- What the task requires: Tally the lines containing the word "this" and give the total alone.

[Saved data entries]
□ □ □ □

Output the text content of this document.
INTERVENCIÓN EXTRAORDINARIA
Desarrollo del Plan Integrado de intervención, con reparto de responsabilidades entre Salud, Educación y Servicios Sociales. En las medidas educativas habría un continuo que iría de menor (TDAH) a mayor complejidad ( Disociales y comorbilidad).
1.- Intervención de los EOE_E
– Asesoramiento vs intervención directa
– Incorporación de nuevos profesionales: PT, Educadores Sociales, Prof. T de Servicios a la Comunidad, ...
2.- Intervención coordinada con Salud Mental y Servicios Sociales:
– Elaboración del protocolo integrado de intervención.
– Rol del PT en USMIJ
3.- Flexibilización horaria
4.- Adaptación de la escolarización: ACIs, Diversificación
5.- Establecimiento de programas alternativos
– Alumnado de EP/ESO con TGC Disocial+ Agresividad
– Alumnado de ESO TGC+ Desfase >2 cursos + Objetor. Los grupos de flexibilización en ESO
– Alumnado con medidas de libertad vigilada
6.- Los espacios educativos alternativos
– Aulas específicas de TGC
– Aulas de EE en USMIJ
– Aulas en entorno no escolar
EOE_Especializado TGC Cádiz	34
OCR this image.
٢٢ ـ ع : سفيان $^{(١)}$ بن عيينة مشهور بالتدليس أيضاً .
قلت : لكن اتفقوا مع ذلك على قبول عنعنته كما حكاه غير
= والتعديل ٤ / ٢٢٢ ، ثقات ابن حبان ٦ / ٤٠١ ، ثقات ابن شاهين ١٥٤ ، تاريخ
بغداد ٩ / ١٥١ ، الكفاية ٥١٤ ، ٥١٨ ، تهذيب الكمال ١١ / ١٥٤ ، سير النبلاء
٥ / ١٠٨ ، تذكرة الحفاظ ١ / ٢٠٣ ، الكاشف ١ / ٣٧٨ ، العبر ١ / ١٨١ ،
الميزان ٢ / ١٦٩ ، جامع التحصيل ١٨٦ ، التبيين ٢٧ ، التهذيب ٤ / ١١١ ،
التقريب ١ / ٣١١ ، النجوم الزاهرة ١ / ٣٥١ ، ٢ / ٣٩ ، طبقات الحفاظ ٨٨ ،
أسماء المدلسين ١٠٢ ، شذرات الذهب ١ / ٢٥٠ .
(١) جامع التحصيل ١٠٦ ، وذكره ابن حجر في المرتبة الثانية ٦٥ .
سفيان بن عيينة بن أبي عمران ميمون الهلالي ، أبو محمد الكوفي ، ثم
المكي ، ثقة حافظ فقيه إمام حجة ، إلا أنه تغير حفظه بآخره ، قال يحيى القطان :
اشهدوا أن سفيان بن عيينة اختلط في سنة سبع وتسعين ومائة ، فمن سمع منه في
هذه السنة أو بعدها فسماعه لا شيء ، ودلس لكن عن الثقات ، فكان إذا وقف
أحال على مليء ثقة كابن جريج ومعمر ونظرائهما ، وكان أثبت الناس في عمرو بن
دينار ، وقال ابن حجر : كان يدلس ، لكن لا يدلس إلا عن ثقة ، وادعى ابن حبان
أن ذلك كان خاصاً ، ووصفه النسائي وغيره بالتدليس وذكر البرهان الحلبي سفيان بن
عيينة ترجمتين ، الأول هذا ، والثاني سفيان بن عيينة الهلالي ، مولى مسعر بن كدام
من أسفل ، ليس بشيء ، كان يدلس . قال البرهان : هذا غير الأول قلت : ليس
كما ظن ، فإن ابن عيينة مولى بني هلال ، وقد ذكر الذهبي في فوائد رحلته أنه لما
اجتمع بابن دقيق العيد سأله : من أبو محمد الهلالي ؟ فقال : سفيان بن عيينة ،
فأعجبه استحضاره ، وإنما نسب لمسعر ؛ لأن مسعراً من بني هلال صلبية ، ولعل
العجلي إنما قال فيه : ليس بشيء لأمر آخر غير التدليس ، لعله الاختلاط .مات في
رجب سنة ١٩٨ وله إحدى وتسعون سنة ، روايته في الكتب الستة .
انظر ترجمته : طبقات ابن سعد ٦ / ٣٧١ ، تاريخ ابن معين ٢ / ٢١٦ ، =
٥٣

□ □ □ □

- Written solution: 2